* _TASK DIRECTIONS_
Without including the pictures, copy out every line below.

— start of DATASET RECORDS —

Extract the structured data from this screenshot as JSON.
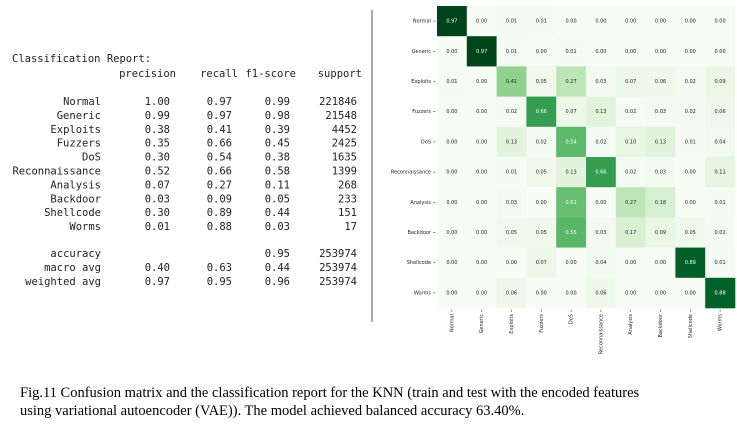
{
  "report": {
    "title": "Classification Report:",
    "headers": {
      "precision": "precision",
      "recall": "recall",
      "f1": "f1-score",
      "support": "support"
    },
    "rows": [
      {
        "label": "Normal",
        "precision": "1.00",
        "recall": "0.97",
        "f1": "0.99",
        "support": 221846
      },
      {
        "label": "Generic",
        "precision": "0.99",
        "recall": "0.97",
        "f1": "0.98",
        "support": 21548
      },
      {
        "label": "Exploits",
        "precision": "0.38",
        "recall": "0.41",
        "f1": "0.39",
        "support": 4452
      },
      {
        "label": "Fuzzers",
        "precision": "0.35",
        "recall": "0.66",
        "f1": "0.45",
        "support": 2425
      },
      {
        "label": "DoS",
        "precision": "0.30",
        "recall": "0.54",
        "f1": "0.38",
        "support": 1635
      },
      {
        "label": "Reconnaissance",
        "precision": "0.52",
        "recall": "0.66",
        "f1": "0.58",
        "support": 1399
      },
      {
        "label": "Analysis",
        "precision": "0.07",
        "recall": "0.27",
        "f1": "0.11",
        "support": 268
      },
      {
        "label": "Backdoor",
        "precision": "0.03",
        "recall": "0.09",
        "f1": "0.05",
        "support": 233
      },
      {
        "label": "Shellcode",
        "precision": "0.30",
        "recall": "0.89",
        "f1": "0.44",
        "support": 151
      },
      {
        "label": "Worms",
        "precision": "0.01",
        "recall": "0.88",
        "f1": "0.03",
        "support": 17
      }
    ],
    "summary": [
      {
        "label": "accuracy",
        "f1": "0.95",
        "support": 253974
      },
      {
        "label": "macro avg",
        "precision": "0.40",
        "recall": "0.63",
        "f1": "0.44",
        "support": 253974
      },
      {
        "label": "weighted avg",
        "precision": "0.97",
        "recall": "0.95",
        "f1": "0.96",
        "support": 253974
      }
    ]
  },
  "chart_data": {
    "type": "heatmap",
    "colormap": "Greens",
    "rows": [
      "Normal",
      "Generic",
      "Exploits",
      "Fuzzers",
      "DoS",
      "Reconnaissance",
      "Analysis",
      "Backdoor",
      "Shellcode",
      "Worms"
    ],
    "columns": [
      "Normal",
      "Generic",
      "Exploits",
      "Fuzzers",
      "DoS",
      "Reconnaissance",
      "Analysis",
      "Backdoor",
      "Shellcode",
      "Worms"
    ],
    "values": [
      [
        0.97,
        0,
        0.01,
        0.01,
        0,
        0,
        0,
        0,
        0,
        0
      ],
      [
        0,
        0.97,
        0.01,
        0,
        0.01,
        0,
        0,
        0,
        0,
        0
      ],
      [
        0.01,
        0,
        0.41,
        0.05,
        0.27,
        0.03,
        0.07,
        0.06,
        0.02,
        0.09
      ],
      [
        0,
        0,
        0.02,
        0.66,
        0.07,
        0.13,
        0.02,
        0.03,
        0.02,
        0.06
      ],
      [
        0,
        0,
        0.13,
        0.02,
        0.54,
        0.02,
        0.1,
        0.13,
        0.01,
        0.04
      ],
      [
        0,
        0,
        0.01,
        0.05,
        0.13,
        0.66,
        0.02,
        0.03,
        0,
        0.11
      ],
      [
        0,
        0,
        0.03,
        0,
        0.51,
        0,
        0.27,
        0.18,
        0,
        0.01
      ],
      [
        0,
        0,
        0.05,
        0.05,
        0.55,
        0.03,
        0.17,
        0.09,
        0.05,
        0.02
      ],
      [
        0,
        0,
        0,
        0.07,
        0,
        0.04,
        0,
        0,
        0.89,
        0.01
      ],
      [
        0,
        0,
        0.06,
        0,
        0,
        0.06,
        0,
        0,
        0,
        0.88
      ]
    ],
    "value_labels": [
      [
        "0.97",
        "0.00",
        "0.01",
        "0.01",
        "0.00",
        "0.00",
        "0.00",
        "0.00",
        "0.00",
        "0.00"
      ],
      [
        "0.00",
        "0.97",
        "0.01",
        "0.00",
        "0.01",
        "0.00",
        "0.00",
        "0.00",
        "0.00",
        "0.00"
      ],
      [
        "0.01",
        "0.00",
        "0.41",
        "0.05",
        "0.27",
        "0.03",
        "0.07",
        "0.06",
        "0.02",
        "0.09"
      ],
      [
        "0.00",
        "0.00",
        "0.02",
        "0.66",
        "0.07",
        "0.13",
        "0.02",
        "0.03",
        "0.02",
        "0.06"
      ],
      [
        "0.00",
        "0.00",
        "0.13",
        "0.02",
        "0.54",
        "0.02",
        "0.10",
        "0.13",
        "0.01",
        "0.04"
      ],
      [
        "0.00",
        "0.00",
        "0.01",
        "0.05",
        "0.13",
        "0.66",
        "0.02",
        "0.03",
        "0.00",
        "0.11"
      ],
      [
        "0.00",
        "0.00",
        "0.03",
        "0.00",
        "0.51",
        "0.00",
        "0.27",
        "0.18",
        "0.00",
        "0.01"
      ],
      [
        "0.00",
        "0.00",
        "0.05",
        "0.05",
        "0.55",
        "0.03",
        "0.17",
        "0.09",
        "0.05",
        "0.02"
      ],
      [
        "0.00",
        "0.00",
        "0.00",
        "0.07",
        "0.00",
        "0.04",
        "0.00",
        "0.00",
        "0.89",
        "0.01"
      ],
      [
        "0.00",
        "0.00",
        "0.06",
        "0.00",
        "0.00",
        "0.06",
        "0.00",
        "0.00",
        "0.00",
        "0.88"
      ]
    ]
  },
  "caption": [
    "Fig.11 Confusion matrix and the classification report for the KNN (train and test with the encoded features",
    "using variational autoencoder (VAE)). The model achieved balanced accuracy 63.40%."
  ]
}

— end of DATASET RECORDS —

* _CORRECT RESULT_
Extract the structured data from this screenshot as JSON.
{
  "report": {
    "title": "Classification Report:",
    "headers": {
      "precision": "precision",
      "recall": "recall",
      "f1": "f1-score",
      "support": "support"
    },
    "rows": [
      {
        "label": "Normal",
        "precision": "1.00",
        "recall": "0.97",
        "f1": "0.99",
        "support": 221846
      },
      {
        "label": "Generic",
        "precision": "0.99",
        "recall": "0.97",
        "f1": "0.98",
        "support": 21548
      },
      {
        "label": "Exploits",
        "precision": "0.38",
        "recall": "0.41",
        "f1": "0.39",
        "support": 4452
      },
      {
        "label": "Fuzzers",
        "precision": "0.35",
        "recall": "0.66",
        "f1": "0.45",
        "support": 2425
      },
      {
        "label": "DoS",
        "precision": "0.30",
        "recall": "0.54",
        "f1": "0.38",
        "support": 1635
      },
      {
        "label": "Reconnaissance",
        "precision": "0.52",
        "recall": "0.66",
        "f1": "0.58",
        "support": 1399
      },
      {
        "label": "Analysis",
        "precision": "0.07",
        "recall": "0.27",
        "f1": "0.11",
        "support": 268
      },
      {
        "label": "Backdoor",
        "precision": "0.03",
        "recall": "0.09",
        "f1": "0.05",
        "support": 233
      },
      {
        "label": "Shellcode",
        "precision": "0.30",
        "recall": "0.89",
        "f1": "0.44",
        "support": 151
      },
      {
        "label": "Worms",
        "precision": "0.01",
        "recall": "0.88",
        "f1": "0.03",
        "support": 17
      }
    ],
    "summary": [
      {
        "label": "accuracy",
        "f1": "0.95",
        "support": 253974
      },
      {
        "label": "macro avg",
        "precision": "0.40",
        "recall": "0.63",
        "f1": "0.44",
        "support": 253974
      },
      {
        "label": "weighted avg",
        "precision": "0.97",
        "recall": "0.95",
        "f1": "0.96",
        "support": 253974
      }
    ]
  },
  "chart_data": {
    "type": "heatmap",
    "colormap": "Greens",
    "rows": [
      "Normal",
      "Generic",
      "Exploits",
      "Fuzzers",
      "DoS",
      "Reconnaissance",
      "Analysis",
      "Backdoor",
      "Shellcode",
      "Worms"
    ],
    "columns": [
      "Normal",
      "Generic",
      "Exploits",
      "Fuzzers",
      "DoS",
      "Reconnaissance",
      "Analysis",
      "Backdoor",
      "Shellcode",
      "Worms"
    ],
    "values": [
      [
        0.97,
        0,
        0.01,
        0.01,
        0,
        0,
        0,
        0,
        0,
        0
      ],
      [
        0,
        0.97,
        0.01,
        0,
        0.01,
        0,
        0,
        0,
        0,
        0
      ],
      [
        0.01,
        0,
        0.41,
        0.05,
        0.27,
        0.03,
        0.07,
        0.06,
        0.02,
        0.09
      ],
      [
        0,
        0,
        0.02,
        0.66,
        0.07,
        0.13,
        0.02,
        0.03,
        0.02,
        0.06
      ],
      [
        0,
        0,
        0.13,
        0.02,
        0.54,
        0.02,
        0.1,
        0.13,
        0.01,
        0.04
      ],
      [
        0,
        0,
        0.01,
        0.05,
        0.13,
        0.66,
        0.02,
        0.03,
        0,
        0.11
      ],
      [
        0,
        0,
        0.03,
        0,
        0.51,
        0,
        0.27,
        0.18,
        0,
        0.01
      ],
      [
        0,
        0,
        0.05,
        0.05,
        0.55,
        0.03,
        0.17,
        0.09,
        0.05,
        0.02
      ],
      [
        0,
        0,
        0,
        0.07,
        0,
        0.04,
        0,
        0,
        0.89,
        0.01
      ],
      [
        0,
        0,
        0.06,
        0,
        0,
        0.06,
        0,
        0,
        0,
        0.88
      ]
    ],
    "value_labels": [
      [
        "0.97",
        "0.00",
        "0.01",
        "0.01",
        "0.00",
        "0.00",
        "0.00",
        "0.00",
        "0.00",
        "0.00"
      ],
      [
        "0.00",
        "0.97",
        "0.01",
        "0.00",
        "0.01",
        "0.00",
        "0.00",
        "0.00",
        "0.00",
        "0.00"
      ],
      [
        "0.01",
        "0.00",
        "0.41",
        "0.05",
        "0.27",
        "0.03",
        "0.07",
        "0.06",
        "0.02",
        "0.09"
      ],
      [
        "0.00",
        "0.00",
        "0.02",
        "0.66",
        "0.07",
        "0.13",
        "0.02",
        "0.03",
        "0.02",
        "0.06"
      ],
      [
        "0.00",
        "0.00",
        "0.13",
        "0.02",
        "0.54",
        "0.02",
        "0.10",
        "0.13",
        "0.01",
        "0.04"
      ],
      [
        "0.00",
        "0.00",
        "0.01",
        "0.05",
        "0.13",
        "0.66",
        "0.02",
        "0.03",
        "0.00",
        "0.11"
      ],
      [
        "0.00",
        "0.00",
        "0.03",
        "0.00",
        "0.51",
        "0.00",
        "0.27",
        "0.18",
        "0.00",
        "0.01"
      ],
      [
        "0.00",
        "0.00",
        "0.05",
        "0.05",
        "0.55",
        "0.03",
        "0.17",
        "0.09",
        "0.05",
        "0.02"
      ],
      [
        "0.00",
        "0.00",
        "0.00",
        "0.07",
        "0.00",
        "0.04",
        "0.00",
        "0.00",
        "0.89",
        "0.01"
      ],
      [
        "0.00",
        "0.00",
        "0.06",
        "0.00",
        "0.00",
        "0.06",
        "0.00",
        "0.00",
        "0.00",
        "0.88"
      ]
    ]
  },
  "caption": [
    "Fig.11 Confusion matrix and the classification report for the KNN (train and test with the encoded features",
    "using variational autoencoder (VAE)). The model achieved balanced accuracy 63.40%."
  ]
}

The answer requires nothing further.